Your goal - Take every line from the listing below that contains "SWOSC".

[Collected data entries]

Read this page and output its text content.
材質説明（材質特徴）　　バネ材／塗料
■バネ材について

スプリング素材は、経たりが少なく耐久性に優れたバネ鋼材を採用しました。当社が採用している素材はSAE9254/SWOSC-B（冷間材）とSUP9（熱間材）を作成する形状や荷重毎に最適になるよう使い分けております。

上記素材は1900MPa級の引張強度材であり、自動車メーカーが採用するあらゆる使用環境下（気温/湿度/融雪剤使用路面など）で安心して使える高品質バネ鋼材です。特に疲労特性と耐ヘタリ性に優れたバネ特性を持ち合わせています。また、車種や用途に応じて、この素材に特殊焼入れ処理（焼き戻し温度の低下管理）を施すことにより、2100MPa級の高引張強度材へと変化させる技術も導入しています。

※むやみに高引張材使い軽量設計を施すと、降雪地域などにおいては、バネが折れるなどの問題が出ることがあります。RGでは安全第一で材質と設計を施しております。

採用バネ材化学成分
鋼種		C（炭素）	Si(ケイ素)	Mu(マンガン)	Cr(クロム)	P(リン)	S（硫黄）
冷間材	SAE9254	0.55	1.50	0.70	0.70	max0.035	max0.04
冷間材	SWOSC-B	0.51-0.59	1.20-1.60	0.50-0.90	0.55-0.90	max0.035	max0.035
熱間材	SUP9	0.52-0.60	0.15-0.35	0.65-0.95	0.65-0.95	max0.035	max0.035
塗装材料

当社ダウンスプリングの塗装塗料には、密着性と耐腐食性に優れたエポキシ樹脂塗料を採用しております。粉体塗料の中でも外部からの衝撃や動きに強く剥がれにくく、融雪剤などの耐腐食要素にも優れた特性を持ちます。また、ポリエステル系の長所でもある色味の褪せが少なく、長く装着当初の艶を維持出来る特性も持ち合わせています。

Written reply -
スプリング素材は、経たりが少なく耐久性に優れたバネ鋼材を採用しました。当社が採用している素材はSAE9254/SWOSC-B（冷間材）とSUP9（熱間材）を作成する形状や荷重毎に最適になるよう使い分けております。
冷間材	SWOSC-B	0.51-0.59	1.20-1.60	0.50-0.90	0.55-0.90	max0.035	max0.035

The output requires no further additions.